═════ Provided entries ═════
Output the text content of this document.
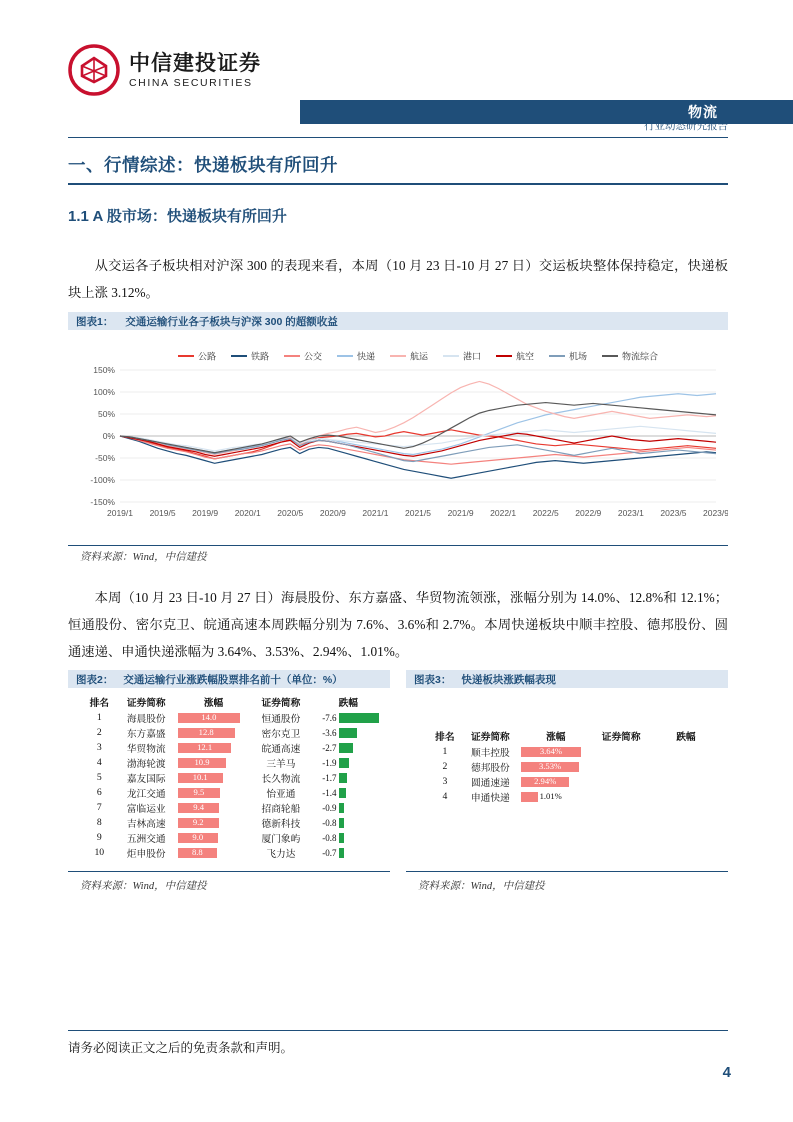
中信建投证券
CHINA SECURITIES
物流
行业动态研究报告
一、行情综述：快递板块有所回升
1.1 A 股市场：快递板块有所回升
从交运各子板块相对沪深 300 的表现来看，本周（10 月 23 日-10 月 27 日）交运板块整体保持稳定，快递板块上涨 3.12%。
图表1：	交通运输行业各子板块与沪深 300 的超额收益
150%
100%
50%
0%
-50%
-100%
-150%
2019/1 2019/5 2019/9 2020/1 2020/5 2020/9 2021/1 2021/5 2021/9 2022/1 2022/5 2022/9 2023/1 2023/5 2023/9
公路	铁路	公交	快递	航运	港口	航空	机场	物流综合
资料来源：Wind，中信建投
本周（10 月 23 日-10 月 27 日）海晨股份、东方嘉盛、华贸物流领涨，涨幅分别为 14.0%、12.8%和 12.1%；恒通股份、密尔克卫、皖通高速本周跌幅分别为 7.6%、3.6%和 2.7%。本周快递板块中顺丰控股、德邦股份、圆通速递、申通快递涨幅为 3.64%、3.53%、2.94%、1.01%。
图表2： 交通运输行业涨跌幅股票排名前十（单位：%）	图表3： 快递板块涨跌幅表现
排名	证券简称	涨幅	证券简称	跌幅
1	海晨股份	14.0	恒通股份	-7.6

2	东方嘉盛	12.8	密尔克卫	-3.6

3	华贸物流	12.1	皖通高速	-2.7

4	渤海轮渡	10.9	三羊马	-1.9

5	嘉友国际	10.1	长久物流	-1.7

6	龙江交通	9.5	怡亚通	-1.4

7	富临运业	9.4	招商轮船	-0.9

8	吉林高速	9.2	德新科技	-0.8

9	五洲交通	9.0	厦门象屿	-0.8

10	炬申股份	8.8	飞力达	-0.7
排名	证券简称	涨幅	证券简称	跌幅
1	顺丰控股	3.64%		

2	德邦股份	3.53%		

3	圆通速递	2.94%		

4	申通快递	1.01%		

资料来源：Wind，中信建投	资料来源：Wind，中信建投
请务必阅读正文之后的免责条款和声明。
4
═════
_Work required_. Locate all lines that include the word "密尔克卫" and copy them out.

_Correct result_.
本周（10 月 23 日-10 月 27 日）海晨股份、东方嘉盛、华贸物流领涨，涨幅分别为 14.0%、12.8%和 12.1%；恒通股份、密尔克卫、皖通高速本周跌幅分别为 7.6%、3.6%和 2.7%。本周快递板块中顺丰控股、德邦股份、圆通速递、申通快递涨幅为 3.64%、3.53%、2.94%、1.01%。
2	东方嘉盛	12.8	密尔克卫	-3.6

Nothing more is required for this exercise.